──────── EXERCISE INPUT ────────

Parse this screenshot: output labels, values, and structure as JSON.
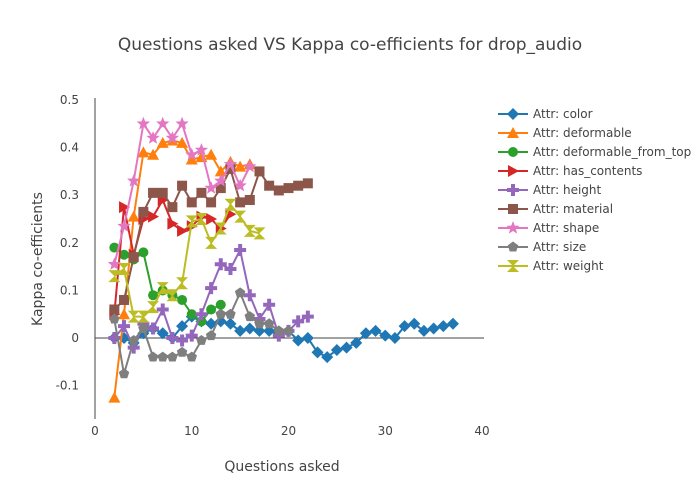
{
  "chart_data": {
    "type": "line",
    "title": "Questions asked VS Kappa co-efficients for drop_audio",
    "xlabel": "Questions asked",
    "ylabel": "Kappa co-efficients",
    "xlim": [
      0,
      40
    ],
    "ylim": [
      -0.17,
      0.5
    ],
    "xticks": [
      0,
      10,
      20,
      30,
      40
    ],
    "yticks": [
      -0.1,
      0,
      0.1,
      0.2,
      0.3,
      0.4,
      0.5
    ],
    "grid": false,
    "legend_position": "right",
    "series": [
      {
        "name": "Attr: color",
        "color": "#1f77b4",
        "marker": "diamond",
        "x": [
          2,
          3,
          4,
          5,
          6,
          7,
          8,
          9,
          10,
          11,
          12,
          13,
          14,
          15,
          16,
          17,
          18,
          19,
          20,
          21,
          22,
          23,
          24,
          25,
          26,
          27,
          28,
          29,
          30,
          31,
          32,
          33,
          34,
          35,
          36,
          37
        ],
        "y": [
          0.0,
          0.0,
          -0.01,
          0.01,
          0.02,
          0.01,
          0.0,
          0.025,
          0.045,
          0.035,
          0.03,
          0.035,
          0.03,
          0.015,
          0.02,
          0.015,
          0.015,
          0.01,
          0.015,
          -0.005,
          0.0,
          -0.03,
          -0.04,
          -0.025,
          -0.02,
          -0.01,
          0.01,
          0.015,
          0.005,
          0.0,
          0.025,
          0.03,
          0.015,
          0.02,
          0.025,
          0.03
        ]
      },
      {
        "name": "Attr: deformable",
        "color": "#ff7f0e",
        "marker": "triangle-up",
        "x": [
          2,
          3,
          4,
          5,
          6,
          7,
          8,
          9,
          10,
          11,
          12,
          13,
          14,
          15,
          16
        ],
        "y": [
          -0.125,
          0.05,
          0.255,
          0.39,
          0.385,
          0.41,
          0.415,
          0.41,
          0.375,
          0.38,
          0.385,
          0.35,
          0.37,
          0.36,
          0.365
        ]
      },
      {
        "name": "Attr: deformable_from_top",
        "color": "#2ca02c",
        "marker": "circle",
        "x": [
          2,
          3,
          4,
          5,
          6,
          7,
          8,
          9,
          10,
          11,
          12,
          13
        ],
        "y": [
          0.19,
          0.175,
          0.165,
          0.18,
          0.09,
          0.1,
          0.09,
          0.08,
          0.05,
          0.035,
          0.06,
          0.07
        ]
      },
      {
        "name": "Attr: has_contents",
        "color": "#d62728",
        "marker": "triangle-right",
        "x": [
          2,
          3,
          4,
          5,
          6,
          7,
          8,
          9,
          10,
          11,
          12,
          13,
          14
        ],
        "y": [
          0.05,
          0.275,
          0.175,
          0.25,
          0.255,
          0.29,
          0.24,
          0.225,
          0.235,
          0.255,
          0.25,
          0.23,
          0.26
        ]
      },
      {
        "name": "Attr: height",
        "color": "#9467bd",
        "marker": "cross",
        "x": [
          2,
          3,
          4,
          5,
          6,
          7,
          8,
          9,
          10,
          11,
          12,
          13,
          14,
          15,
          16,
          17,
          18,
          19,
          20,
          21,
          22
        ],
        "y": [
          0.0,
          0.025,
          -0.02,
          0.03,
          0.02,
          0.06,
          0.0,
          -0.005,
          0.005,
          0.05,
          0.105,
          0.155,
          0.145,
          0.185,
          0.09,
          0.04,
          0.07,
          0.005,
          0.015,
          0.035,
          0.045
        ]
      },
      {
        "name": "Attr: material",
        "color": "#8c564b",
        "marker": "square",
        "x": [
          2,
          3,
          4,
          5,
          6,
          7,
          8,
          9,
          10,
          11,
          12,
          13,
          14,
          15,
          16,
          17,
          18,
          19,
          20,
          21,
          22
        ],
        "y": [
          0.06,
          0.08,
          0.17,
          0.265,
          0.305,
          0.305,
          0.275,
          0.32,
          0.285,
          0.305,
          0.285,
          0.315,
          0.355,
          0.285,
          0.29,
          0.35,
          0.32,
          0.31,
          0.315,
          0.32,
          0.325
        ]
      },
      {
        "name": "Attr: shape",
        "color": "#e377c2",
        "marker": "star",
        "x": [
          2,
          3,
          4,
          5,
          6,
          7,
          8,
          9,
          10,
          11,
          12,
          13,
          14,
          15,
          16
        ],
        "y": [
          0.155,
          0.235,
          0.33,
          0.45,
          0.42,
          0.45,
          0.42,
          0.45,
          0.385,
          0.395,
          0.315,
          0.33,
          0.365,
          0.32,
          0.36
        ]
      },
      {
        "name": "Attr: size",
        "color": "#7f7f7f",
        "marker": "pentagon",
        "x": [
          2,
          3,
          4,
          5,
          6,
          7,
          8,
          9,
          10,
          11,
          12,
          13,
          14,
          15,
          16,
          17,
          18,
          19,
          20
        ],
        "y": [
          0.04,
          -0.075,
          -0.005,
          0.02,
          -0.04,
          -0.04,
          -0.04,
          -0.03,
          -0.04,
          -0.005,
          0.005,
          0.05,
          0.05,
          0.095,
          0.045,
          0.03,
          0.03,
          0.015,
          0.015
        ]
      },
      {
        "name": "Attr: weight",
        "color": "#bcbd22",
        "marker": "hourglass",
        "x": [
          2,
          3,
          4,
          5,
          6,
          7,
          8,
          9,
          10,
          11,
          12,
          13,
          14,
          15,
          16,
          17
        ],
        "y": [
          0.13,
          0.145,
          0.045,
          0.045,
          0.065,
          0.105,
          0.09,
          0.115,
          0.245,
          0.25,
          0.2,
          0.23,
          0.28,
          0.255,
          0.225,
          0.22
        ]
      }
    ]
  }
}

────────
──────── EXERCISE INPUT ────────

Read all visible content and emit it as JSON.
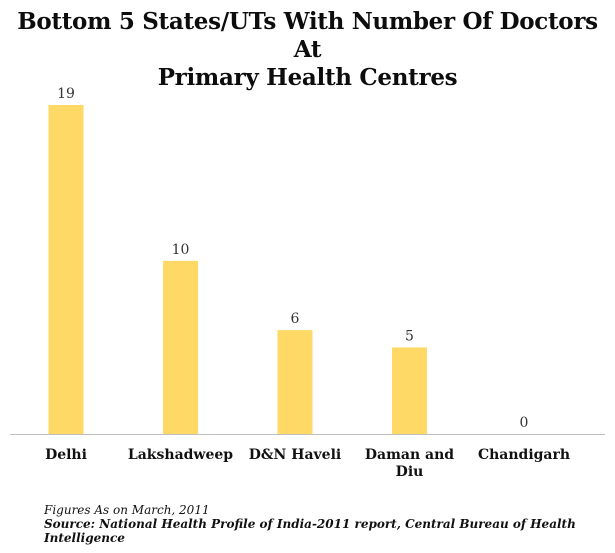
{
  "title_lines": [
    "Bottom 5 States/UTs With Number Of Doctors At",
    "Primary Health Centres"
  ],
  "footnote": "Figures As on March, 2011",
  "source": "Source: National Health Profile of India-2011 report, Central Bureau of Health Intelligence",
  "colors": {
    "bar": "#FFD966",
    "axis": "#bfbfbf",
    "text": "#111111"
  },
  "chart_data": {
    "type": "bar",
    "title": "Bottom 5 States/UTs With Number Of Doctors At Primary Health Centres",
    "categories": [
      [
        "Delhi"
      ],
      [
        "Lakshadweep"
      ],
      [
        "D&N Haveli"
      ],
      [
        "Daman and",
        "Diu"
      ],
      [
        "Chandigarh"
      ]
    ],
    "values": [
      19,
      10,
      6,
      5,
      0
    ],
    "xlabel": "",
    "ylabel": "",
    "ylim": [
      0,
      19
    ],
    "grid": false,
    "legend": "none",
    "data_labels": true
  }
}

────────
──────── EXERCISE INPUT ────────

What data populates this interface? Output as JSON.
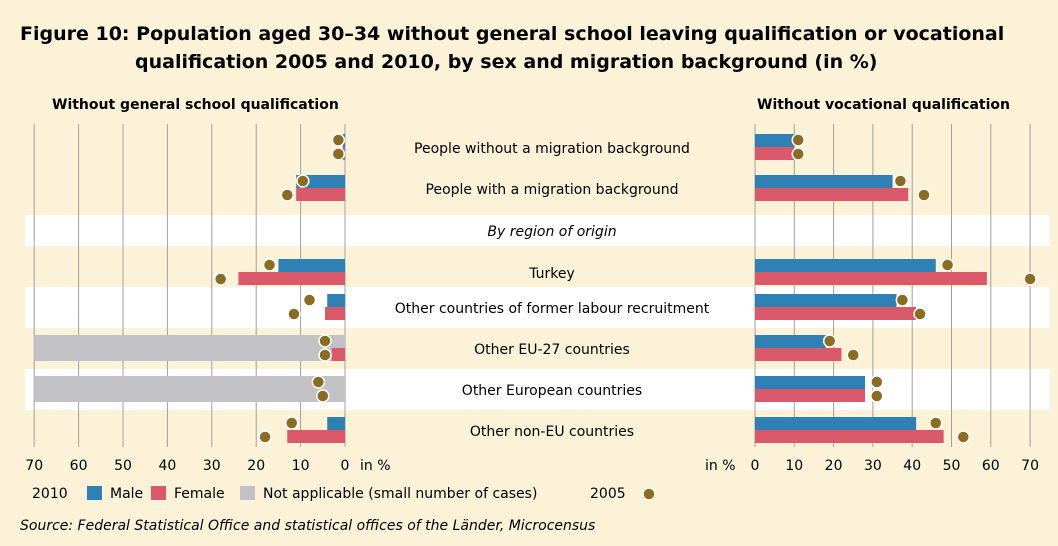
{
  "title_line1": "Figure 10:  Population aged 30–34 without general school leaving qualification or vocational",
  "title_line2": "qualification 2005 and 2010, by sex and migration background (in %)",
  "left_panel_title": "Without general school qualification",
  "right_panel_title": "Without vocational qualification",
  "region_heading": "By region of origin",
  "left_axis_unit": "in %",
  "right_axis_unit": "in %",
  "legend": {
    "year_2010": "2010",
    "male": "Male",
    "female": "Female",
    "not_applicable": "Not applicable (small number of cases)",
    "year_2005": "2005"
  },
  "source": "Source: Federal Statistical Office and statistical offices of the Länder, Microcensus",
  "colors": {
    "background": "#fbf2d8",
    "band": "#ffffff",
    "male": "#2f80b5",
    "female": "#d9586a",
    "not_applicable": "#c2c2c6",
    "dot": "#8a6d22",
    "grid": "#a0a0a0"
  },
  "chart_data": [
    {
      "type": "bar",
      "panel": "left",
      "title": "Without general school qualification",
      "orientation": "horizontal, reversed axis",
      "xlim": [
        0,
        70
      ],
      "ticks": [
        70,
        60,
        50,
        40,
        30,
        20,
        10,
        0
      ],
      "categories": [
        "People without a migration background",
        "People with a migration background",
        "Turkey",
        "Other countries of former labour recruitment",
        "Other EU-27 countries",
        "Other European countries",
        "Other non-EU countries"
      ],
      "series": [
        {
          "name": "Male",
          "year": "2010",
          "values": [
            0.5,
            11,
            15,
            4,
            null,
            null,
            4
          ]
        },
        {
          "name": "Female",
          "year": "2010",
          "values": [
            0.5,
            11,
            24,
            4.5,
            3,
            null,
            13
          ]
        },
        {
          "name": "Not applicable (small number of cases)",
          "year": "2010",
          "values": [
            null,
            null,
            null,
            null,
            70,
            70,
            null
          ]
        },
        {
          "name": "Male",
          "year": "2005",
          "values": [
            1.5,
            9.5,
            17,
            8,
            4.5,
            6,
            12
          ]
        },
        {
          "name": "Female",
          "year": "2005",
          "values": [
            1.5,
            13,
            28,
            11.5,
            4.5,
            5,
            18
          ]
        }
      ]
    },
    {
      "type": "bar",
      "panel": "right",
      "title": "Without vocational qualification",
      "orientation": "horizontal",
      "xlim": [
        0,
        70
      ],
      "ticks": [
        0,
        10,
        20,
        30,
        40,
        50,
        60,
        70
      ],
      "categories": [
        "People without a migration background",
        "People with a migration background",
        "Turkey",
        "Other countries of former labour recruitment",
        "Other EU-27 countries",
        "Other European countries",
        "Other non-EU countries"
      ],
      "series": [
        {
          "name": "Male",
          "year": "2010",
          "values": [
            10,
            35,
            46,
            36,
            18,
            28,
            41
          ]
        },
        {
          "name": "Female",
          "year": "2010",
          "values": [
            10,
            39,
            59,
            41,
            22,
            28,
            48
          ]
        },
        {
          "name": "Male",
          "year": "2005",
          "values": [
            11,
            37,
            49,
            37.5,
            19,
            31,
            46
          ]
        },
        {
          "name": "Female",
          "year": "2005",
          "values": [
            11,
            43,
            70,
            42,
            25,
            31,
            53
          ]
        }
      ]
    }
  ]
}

────────

## EXERCISE DIRECTIONS
Determine how many lines of the listing above include the word "cases", and report that number only.

## OUTPUT OF THE TASK
2